#### [Aim]
Only the number is wanted: how many lines of these entries contain the word "JSON"?

#### [Data section]
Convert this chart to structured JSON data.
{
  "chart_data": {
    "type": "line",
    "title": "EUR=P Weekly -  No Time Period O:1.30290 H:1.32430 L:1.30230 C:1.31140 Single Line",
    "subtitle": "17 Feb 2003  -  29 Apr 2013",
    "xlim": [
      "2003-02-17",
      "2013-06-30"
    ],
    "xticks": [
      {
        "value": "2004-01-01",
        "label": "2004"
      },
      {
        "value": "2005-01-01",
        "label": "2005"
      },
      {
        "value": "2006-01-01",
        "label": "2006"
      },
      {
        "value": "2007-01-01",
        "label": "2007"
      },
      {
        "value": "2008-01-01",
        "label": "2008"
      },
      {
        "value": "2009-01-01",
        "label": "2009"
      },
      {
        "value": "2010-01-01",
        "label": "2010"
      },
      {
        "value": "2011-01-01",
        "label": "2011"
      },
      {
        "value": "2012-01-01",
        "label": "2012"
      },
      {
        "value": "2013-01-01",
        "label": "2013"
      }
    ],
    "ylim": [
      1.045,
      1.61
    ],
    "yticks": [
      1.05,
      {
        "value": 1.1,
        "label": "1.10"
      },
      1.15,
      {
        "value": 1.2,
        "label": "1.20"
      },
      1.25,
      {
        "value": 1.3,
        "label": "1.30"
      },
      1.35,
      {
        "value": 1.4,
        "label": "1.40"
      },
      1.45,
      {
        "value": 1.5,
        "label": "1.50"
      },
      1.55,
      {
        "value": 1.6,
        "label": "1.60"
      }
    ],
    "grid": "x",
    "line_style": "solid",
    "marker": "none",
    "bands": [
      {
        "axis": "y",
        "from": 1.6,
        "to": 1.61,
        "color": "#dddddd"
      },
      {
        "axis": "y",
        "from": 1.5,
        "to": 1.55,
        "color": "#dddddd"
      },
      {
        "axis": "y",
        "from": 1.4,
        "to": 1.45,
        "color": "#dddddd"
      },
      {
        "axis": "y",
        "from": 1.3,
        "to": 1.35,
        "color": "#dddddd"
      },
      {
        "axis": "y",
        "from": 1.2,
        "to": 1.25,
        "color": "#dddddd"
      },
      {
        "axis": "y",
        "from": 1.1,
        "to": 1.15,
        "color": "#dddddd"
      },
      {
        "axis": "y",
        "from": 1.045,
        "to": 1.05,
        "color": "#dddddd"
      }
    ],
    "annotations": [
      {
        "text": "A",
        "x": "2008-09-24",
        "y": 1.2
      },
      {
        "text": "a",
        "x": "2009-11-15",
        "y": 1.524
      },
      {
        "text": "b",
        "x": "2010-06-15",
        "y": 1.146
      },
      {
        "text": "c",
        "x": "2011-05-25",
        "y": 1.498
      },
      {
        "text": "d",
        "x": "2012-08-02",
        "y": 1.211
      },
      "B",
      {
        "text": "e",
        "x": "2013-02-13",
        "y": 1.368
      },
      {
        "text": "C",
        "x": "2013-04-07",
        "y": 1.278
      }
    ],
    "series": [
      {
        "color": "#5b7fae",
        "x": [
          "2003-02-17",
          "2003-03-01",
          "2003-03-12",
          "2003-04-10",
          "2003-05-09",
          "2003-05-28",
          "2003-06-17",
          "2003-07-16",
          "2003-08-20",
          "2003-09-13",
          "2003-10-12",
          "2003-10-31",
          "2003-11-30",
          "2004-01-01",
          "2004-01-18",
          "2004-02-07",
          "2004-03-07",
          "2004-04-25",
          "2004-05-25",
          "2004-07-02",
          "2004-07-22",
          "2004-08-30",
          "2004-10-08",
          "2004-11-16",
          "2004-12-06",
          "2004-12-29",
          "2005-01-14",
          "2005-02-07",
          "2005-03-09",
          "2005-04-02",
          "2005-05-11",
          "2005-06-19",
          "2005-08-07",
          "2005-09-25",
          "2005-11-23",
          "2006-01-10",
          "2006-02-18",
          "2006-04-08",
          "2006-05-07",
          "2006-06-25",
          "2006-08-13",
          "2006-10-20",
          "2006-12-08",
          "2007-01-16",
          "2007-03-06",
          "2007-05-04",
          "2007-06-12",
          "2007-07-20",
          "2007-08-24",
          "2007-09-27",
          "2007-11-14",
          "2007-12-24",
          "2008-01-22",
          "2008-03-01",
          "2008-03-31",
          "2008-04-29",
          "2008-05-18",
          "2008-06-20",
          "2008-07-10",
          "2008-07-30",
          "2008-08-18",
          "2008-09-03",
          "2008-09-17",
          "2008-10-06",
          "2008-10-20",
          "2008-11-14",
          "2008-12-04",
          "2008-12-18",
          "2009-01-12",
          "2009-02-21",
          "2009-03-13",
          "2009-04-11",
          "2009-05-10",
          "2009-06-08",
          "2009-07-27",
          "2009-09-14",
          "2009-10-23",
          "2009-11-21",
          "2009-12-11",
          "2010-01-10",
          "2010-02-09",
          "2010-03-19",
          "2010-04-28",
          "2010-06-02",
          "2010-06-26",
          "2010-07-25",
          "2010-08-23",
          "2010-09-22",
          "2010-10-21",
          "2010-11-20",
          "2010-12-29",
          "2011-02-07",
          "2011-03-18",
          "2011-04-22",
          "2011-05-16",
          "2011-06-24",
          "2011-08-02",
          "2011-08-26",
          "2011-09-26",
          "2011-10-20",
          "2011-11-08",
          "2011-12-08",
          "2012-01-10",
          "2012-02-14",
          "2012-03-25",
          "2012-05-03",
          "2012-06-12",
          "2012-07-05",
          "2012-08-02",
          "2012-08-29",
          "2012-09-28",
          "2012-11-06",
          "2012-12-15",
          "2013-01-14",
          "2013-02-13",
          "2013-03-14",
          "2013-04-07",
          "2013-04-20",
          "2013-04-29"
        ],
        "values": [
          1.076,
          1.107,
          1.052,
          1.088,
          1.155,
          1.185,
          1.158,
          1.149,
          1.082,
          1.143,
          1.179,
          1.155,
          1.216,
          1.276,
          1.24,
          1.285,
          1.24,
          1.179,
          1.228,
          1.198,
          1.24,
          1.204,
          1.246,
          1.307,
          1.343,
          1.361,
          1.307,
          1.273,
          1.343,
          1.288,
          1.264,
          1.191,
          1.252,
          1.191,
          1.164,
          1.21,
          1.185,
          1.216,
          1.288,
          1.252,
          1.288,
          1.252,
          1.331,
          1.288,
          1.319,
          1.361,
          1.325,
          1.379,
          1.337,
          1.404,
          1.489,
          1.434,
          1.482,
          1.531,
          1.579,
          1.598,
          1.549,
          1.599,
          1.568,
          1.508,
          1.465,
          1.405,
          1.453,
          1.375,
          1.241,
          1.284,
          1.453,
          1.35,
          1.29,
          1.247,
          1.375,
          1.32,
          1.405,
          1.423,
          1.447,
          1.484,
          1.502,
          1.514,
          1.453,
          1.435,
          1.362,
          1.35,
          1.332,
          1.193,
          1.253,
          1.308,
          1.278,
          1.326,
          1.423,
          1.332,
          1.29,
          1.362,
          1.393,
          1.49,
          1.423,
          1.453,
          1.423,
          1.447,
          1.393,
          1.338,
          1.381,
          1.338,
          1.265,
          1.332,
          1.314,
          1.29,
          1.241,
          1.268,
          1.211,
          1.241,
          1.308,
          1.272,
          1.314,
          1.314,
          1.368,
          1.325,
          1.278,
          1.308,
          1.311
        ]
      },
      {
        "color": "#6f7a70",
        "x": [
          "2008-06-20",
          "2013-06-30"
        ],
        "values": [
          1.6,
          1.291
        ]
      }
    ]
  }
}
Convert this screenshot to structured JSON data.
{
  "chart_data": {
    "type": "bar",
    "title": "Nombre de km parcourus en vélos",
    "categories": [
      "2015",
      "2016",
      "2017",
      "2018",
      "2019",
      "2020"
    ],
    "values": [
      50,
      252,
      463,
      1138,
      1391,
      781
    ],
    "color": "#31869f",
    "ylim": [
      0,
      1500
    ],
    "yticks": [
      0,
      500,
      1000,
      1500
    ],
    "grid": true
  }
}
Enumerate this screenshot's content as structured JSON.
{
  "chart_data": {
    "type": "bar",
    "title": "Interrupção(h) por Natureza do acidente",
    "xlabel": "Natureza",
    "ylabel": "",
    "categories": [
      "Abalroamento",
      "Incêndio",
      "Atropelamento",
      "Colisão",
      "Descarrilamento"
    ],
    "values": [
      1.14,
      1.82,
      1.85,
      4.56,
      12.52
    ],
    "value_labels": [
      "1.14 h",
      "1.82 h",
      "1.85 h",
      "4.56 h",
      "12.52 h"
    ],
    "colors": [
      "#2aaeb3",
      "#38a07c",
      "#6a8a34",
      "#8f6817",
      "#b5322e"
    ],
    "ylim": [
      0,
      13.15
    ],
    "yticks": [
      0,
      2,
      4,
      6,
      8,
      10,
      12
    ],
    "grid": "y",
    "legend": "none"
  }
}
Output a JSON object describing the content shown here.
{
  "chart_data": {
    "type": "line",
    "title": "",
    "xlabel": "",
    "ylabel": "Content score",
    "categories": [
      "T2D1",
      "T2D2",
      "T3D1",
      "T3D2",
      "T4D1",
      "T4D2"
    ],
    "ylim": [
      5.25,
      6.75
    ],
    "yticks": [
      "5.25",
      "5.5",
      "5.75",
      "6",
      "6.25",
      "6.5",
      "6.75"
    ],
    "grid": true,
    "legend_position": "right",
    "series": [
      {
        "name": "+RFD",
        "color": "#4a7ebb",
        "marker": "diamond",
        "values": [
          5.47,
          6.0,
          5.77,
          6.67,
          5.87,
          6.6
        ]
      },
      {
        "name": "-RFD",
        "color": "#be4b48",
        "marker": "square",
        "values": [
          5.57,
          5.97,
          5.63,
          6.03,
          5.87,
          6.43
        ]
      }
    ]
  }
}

#### [Exercise output]
4